What the task asks:
Begin with the line holding "Output the text content of this document." and write out each following line to the end of the data, exactly. Pictures are left out.

Dataset excerpt:
━━━━

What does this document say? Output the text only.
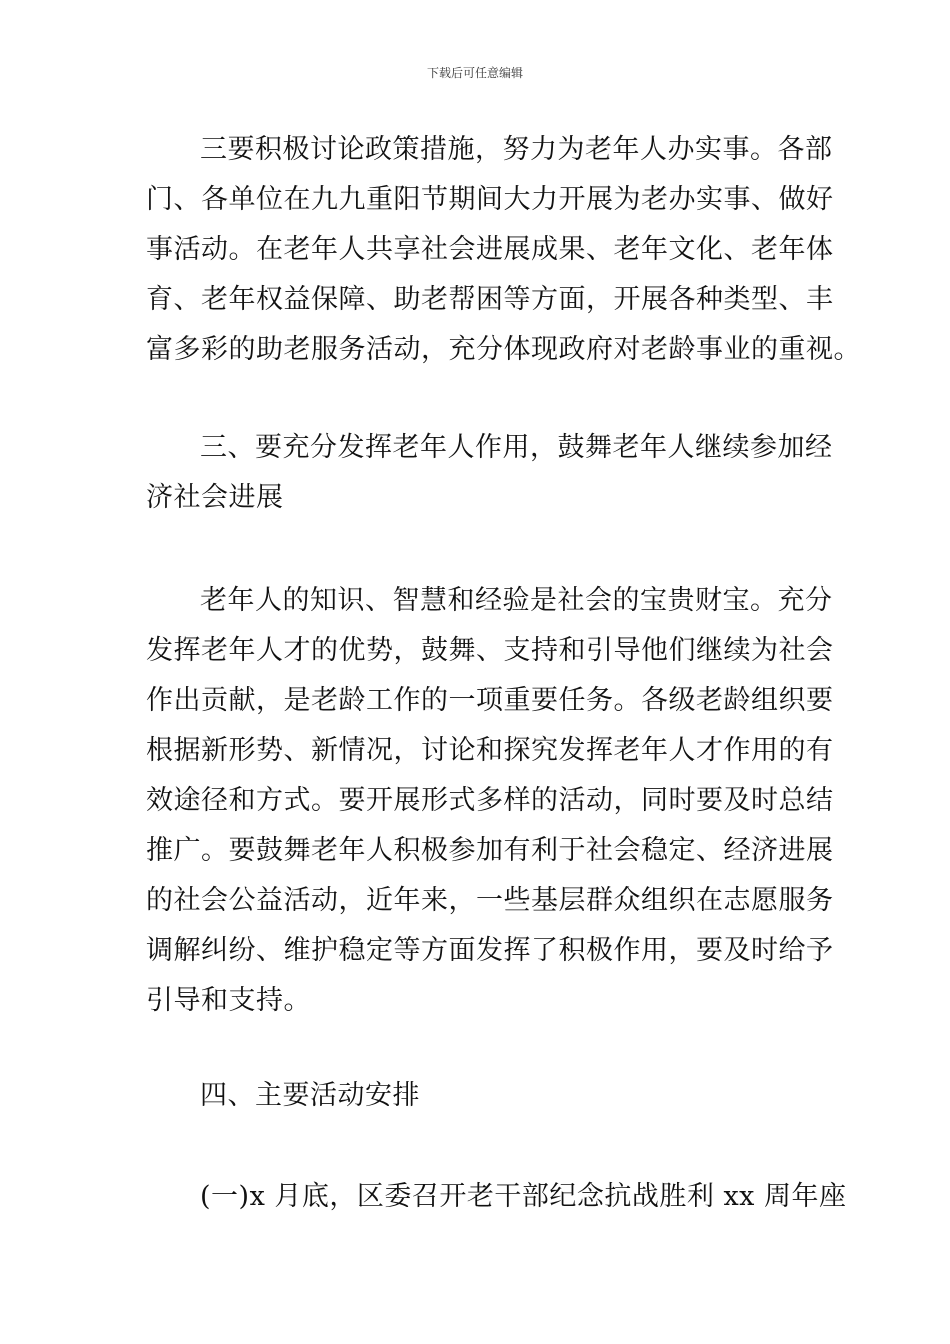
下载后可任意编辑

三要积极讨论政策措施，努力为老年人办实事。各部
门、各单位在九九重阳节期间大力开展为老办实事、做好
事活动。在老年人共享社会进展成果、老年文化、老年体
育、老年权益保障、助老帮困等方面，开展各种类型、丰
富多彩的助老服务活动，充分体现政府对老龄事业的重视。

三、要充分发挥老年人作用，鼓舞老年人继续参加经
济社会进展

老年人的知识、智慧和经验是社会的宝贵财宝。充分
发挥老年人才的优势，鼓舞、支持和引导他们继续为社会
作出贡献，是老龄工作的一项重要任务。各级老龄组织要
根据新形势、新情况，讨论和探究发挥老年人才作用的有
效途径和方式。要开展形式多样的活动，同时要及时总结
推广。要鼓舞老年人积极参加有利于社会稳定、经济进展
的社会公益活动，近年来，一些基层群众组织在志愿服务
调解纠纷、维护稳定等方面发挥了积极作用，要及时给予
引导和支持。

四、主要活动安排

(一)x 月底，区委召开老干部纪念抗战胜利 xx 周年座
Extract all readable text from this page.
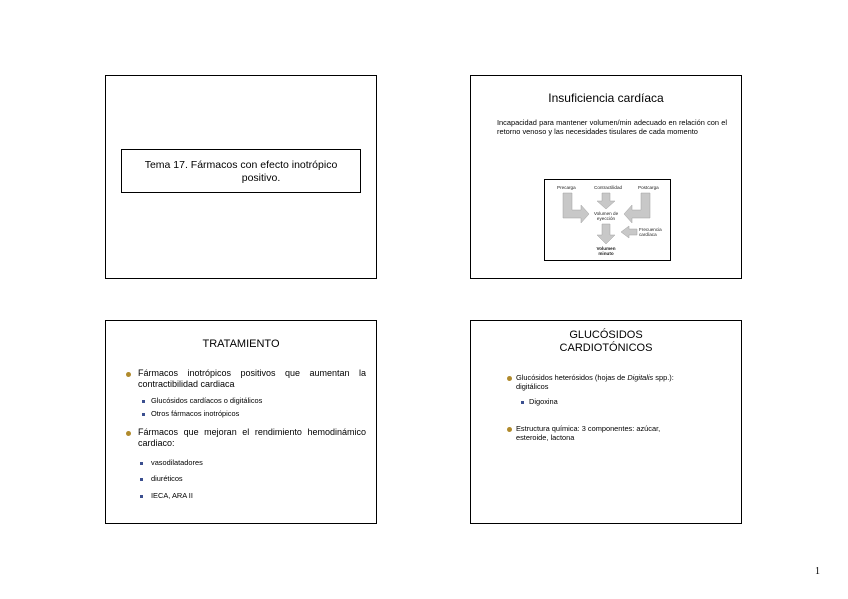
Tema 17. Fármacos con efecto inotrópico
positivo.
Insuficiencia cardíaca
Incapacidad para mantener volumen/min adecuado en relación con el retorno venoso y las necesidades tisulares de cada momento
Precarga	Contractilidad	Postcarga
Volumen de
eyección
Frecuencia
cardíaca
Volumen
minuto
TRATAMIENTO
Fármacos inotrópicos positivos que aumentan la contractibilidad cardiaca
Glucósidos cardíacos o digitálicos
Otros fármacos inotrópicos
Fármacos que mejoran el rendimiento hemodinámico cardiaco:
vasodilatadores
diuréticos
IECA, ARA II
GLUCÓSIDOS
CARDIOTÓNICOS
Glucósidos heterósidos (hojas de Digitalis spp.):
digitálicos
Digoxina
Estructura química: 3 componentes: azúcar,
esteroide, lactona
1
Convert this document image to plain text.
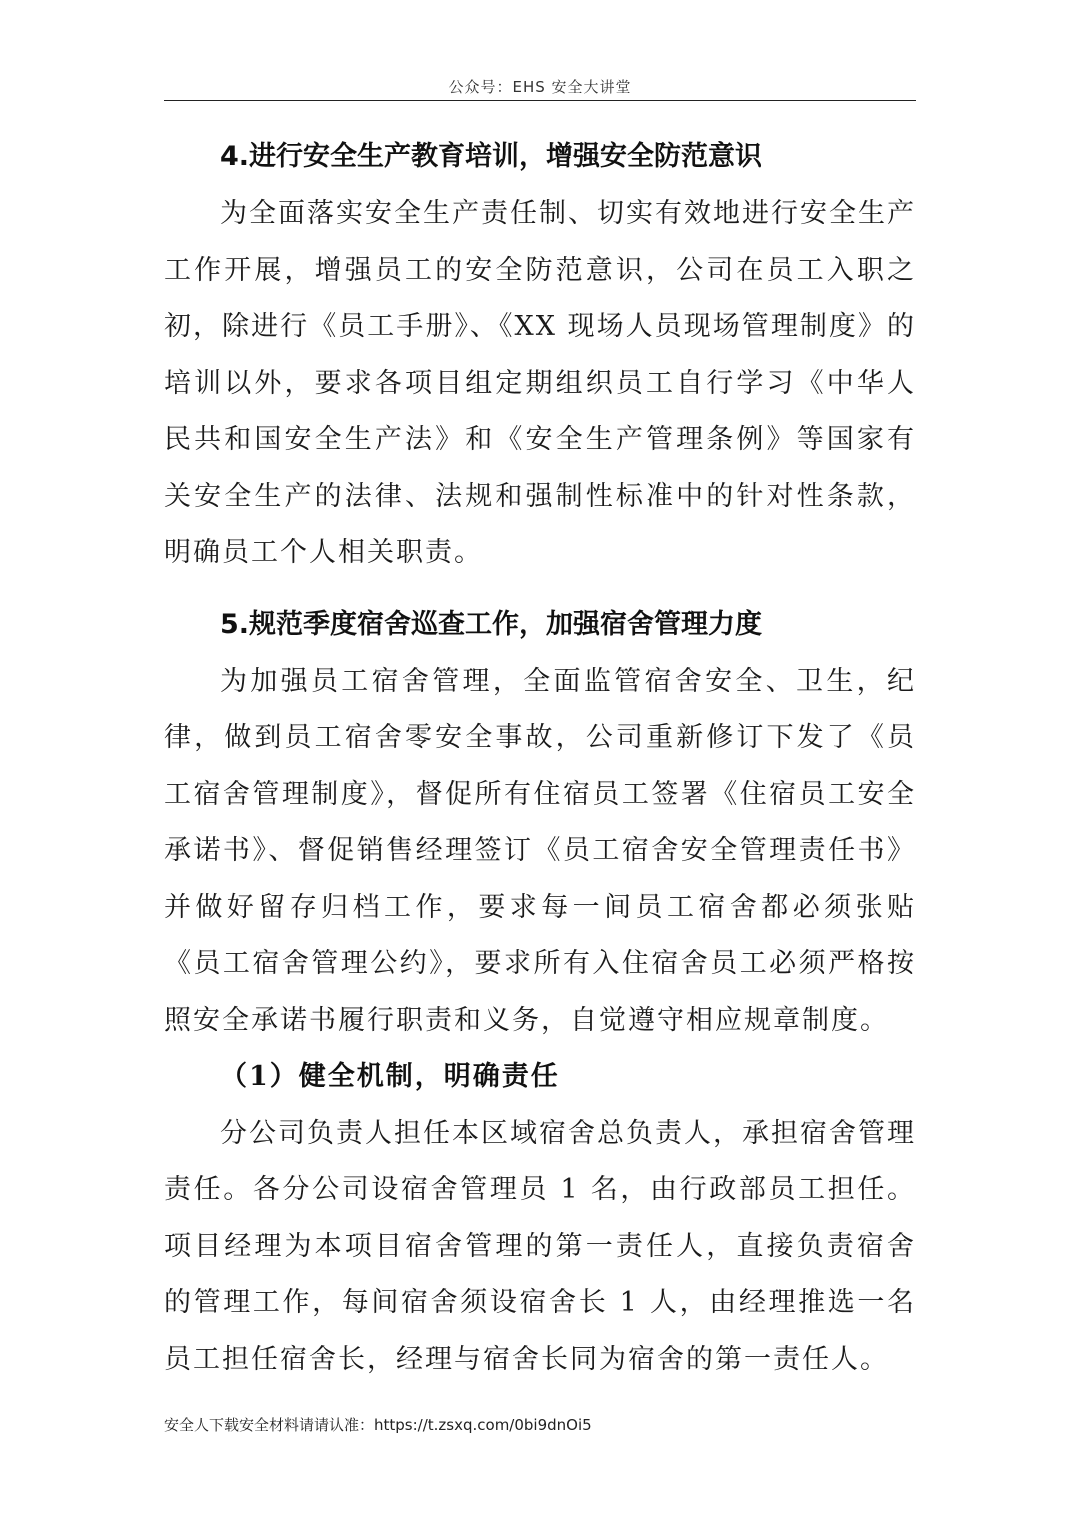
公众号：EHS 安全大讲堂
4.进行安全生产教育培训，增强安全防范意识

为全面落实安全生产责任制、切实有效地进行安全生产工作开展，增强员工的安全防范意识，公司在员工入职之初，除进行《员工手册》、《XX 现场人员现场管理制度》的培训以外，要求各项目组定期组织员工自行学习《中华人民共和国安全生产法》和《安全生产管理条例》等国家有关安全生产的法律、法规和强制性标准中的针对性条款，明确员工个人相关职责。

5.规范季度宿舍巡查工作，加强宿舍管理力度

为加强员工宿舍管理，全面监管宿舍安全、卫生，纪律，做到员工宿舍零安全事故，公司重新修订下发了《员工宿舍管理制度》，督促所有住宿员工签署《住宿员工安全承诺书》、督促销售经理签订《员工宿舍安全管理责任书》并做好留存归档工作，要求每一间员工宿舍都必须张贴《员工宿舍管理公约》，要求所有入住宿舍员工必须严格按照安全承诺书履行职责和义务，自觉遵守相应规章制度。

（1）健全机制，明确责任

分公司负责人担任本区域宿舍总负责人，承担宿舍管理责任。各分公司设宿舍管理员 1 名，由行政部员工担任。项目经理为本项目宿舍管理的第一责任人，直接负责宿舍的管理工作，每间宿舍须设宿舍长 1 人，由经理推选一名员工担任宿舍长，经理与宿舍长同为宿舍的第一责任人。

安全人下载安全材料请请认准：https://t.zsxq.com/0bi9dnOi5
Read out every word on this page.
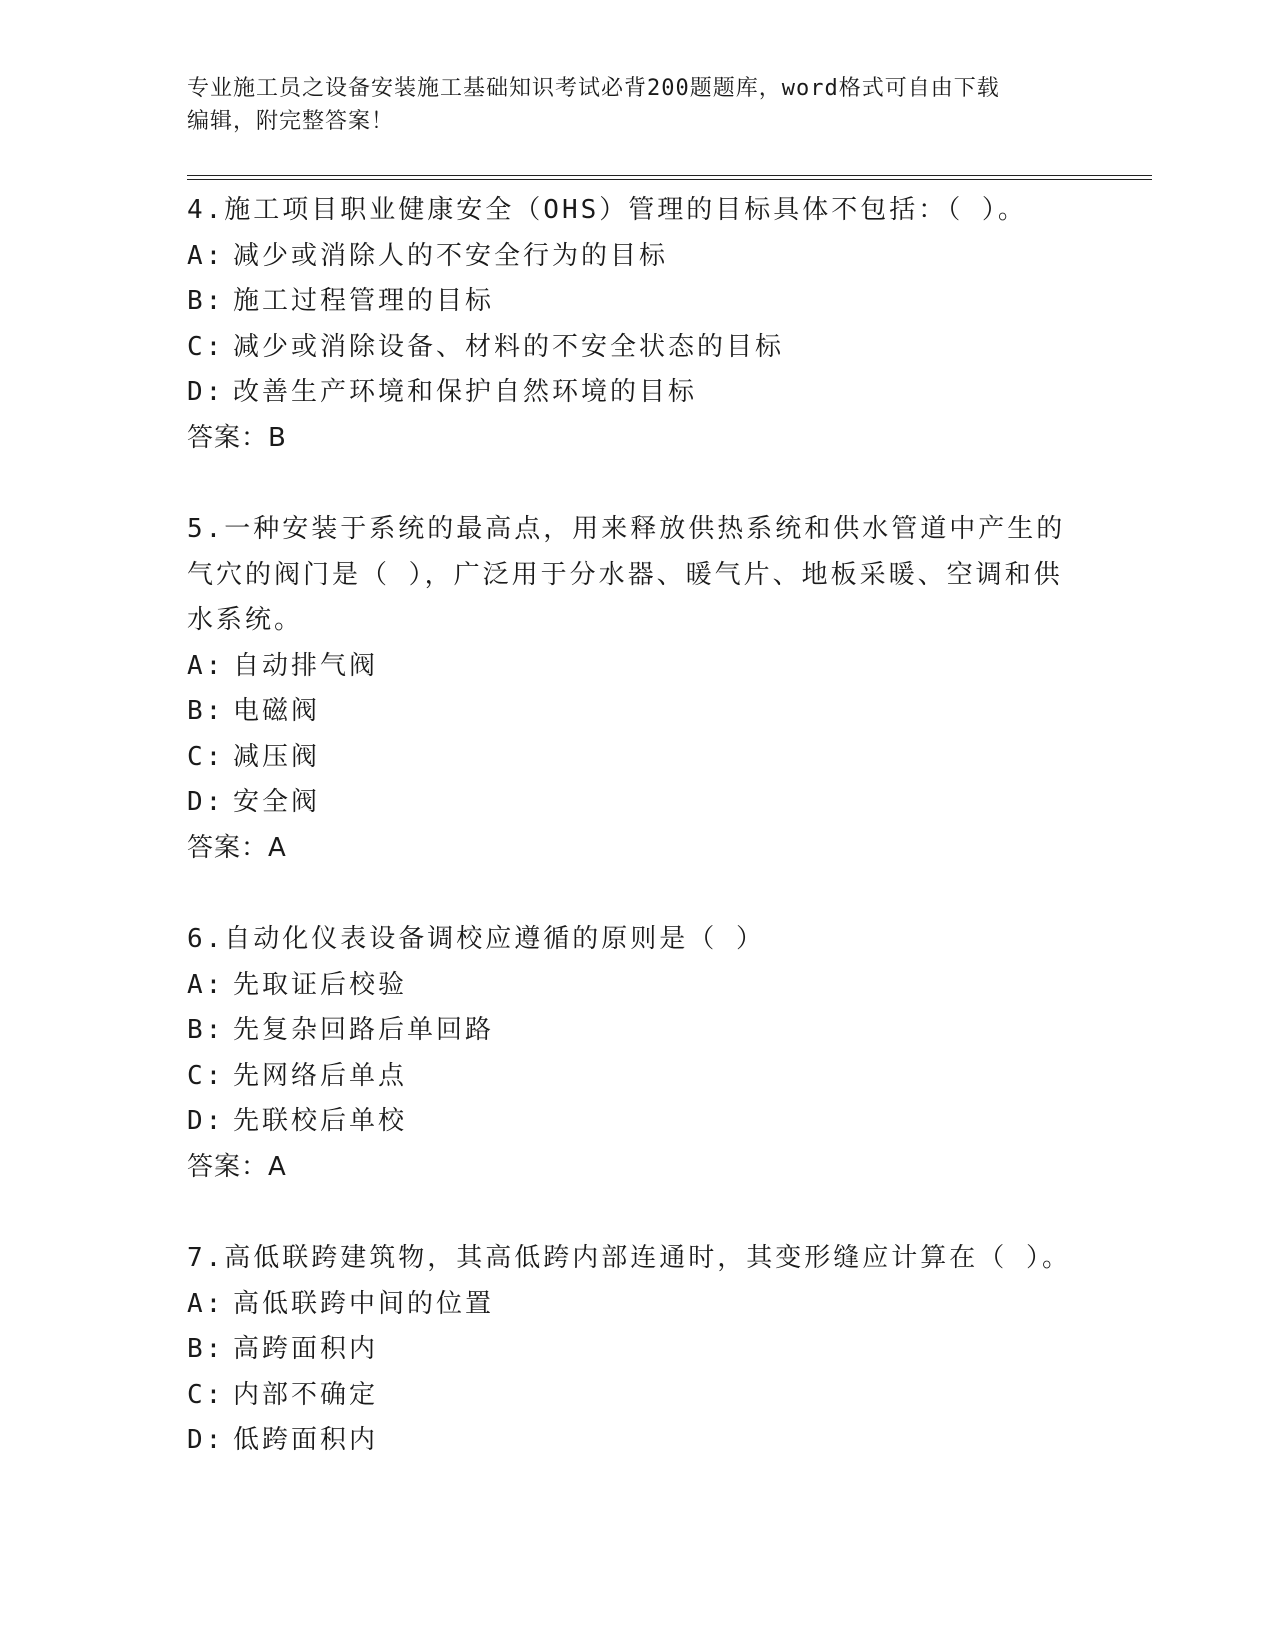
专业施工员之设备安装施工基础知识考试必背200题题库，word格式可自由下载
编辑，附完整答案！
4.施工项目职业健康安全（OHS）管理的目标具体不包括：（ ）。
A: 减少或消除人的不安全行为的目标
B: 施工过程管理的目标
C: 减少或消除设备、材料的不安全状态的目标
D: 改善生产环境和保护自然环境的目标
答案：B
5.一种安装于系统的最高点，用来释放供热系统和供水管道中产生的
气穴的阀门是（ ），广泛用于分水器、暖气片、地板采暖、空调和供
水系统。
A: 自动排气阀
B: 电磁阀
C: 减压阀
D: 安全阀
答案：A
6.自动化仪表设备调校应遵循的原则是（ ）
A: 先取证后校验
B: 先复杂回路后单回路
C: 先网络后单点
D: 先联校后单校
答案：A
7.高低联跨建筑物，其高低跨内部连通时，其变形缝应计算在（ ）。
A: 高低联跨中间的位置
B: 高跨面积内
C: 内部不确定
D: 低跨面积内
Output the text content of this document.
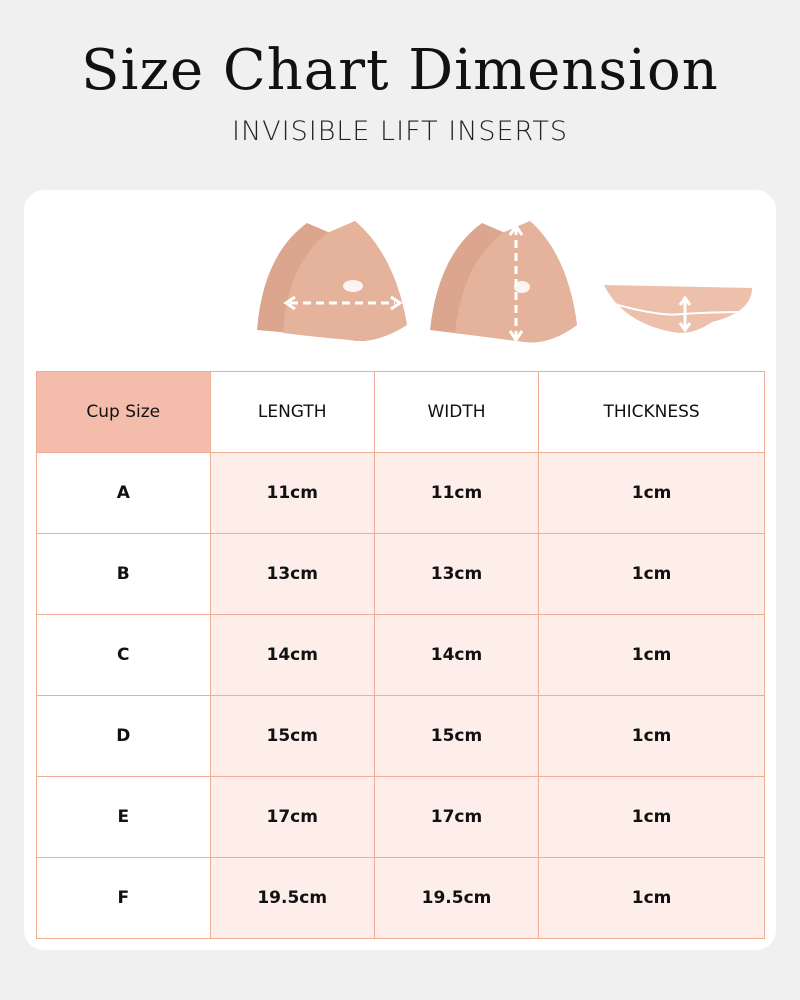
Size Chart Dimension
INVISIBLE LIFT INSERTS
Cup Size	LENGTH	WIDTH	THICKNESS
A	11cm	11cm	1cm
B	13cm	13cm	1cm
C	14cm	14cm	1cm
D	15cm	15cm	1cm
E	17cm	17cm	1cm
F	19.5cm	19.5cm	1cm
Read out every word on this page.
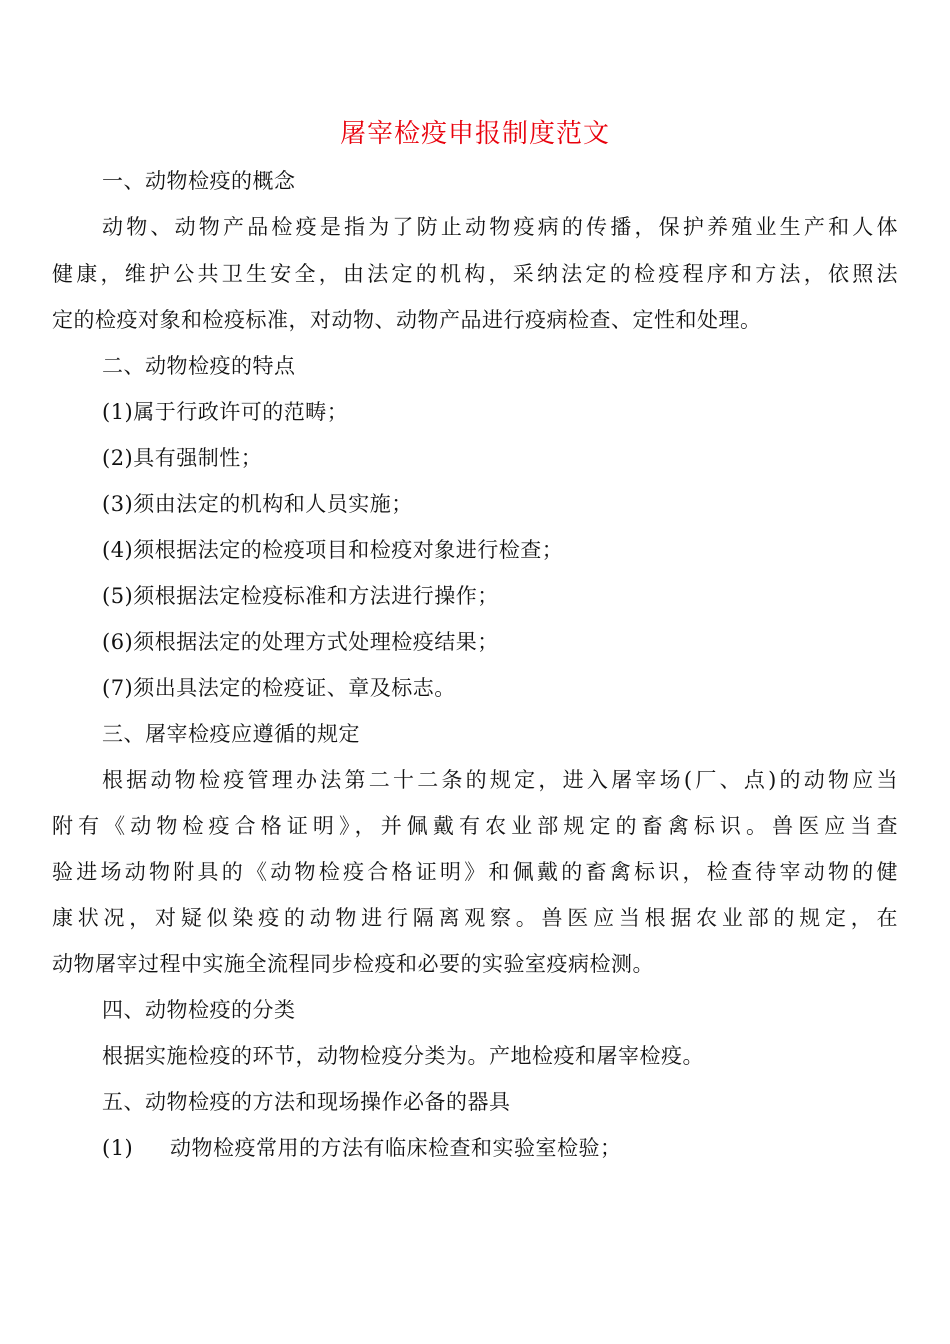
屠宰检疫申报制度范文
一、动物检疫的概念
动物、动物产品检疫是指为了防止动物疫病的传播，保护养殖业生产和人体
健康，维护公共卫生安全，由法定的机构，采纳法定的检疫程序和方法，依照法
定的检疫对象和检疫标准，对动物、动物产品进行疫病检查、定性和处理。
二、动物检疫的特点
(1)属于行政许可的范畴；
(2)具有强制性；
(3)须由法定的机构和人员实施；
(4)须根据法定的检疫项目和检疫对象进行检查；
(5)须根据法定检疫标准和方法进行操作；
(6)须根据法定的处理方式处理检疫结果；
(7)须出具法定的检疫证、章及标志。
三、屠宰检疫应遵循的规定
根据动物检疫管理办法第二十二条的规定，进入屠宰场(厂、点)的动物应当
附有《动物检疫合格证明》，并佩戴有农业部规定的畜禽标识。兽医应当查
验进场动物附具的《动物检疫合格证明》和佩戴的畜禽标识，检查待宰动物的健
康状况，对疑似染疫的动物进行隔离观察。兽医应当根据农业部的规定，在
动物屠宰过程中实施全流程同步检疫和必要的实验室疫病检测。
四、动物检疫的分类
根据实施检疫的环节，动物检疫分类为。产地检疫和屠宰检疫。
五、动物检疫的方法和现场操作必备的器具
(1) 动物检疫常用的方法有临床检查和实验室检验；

━━━━

The output:
Output the text content of this document.
Size Chart Dimension
INVISIBLE LIFT INSERTS
Cup Size	LENGTH	WIDTH	THICKNESS
A	11cm	11cm	1cm
B	13cm	13cm	1cm
C	14cm	14cm	1cm
D	15cm	15cm	1cm
E	17cm	17cm	1cm
F	19.5cm	19.5cm	1cm
Read out every word on this page.
屠宰检疫申报制度范文
一、动物检疫的概念
动物、动物产品检疫是指为了防止动物疫病的传播，保护养殖业生产和人体
健康，维护公共卫生安全，由法定的机构，采纳法定的检疫程序和方法，依照法
定的检疫对象和检疫标准，对动物、动物产品进行疫病检查、定性和处理。
二、动物检疫的特点
(1)属于行政许可的范畴；
(2)具有强制性；
(3)须由法定的机构和人员实施；
(4)须根据法定的检疫项目和检疫对象进行检查；
(5)须根据法定检疫标准和方法进行操作；
(6)须根据法定的处理方式处理检疫结果；
(7)须出具法定的检疫证、章及标志。
三、屠宰检疫应遵循的规定
根据动物检疫管理办法第二十二条的规定，进入屠宰场(厂、点)的动物应当
附有《动物检疫合格证明》，并佩戴有农业部规定的畜禽标识。兽医应当查
验进场动物附具的《动物检疫合格证明》和佩戴的畜禽标识，检查待宰动物的健
康状况，对疑似染疫的动物进行隔离观察。兽医应当根据农业部的规定，在
动物屠宰过程中实施全流程同步检疫和必要的实验室疫病检测。
四、动物检疫的分类
根据实施检疫的环节，动物检疫分类为。产地检疫和屠宰检疫。
五、动物检疫的方法和现场操作必备的器具
(1) 动物检疫常用的方法有临床检查和实验室检验；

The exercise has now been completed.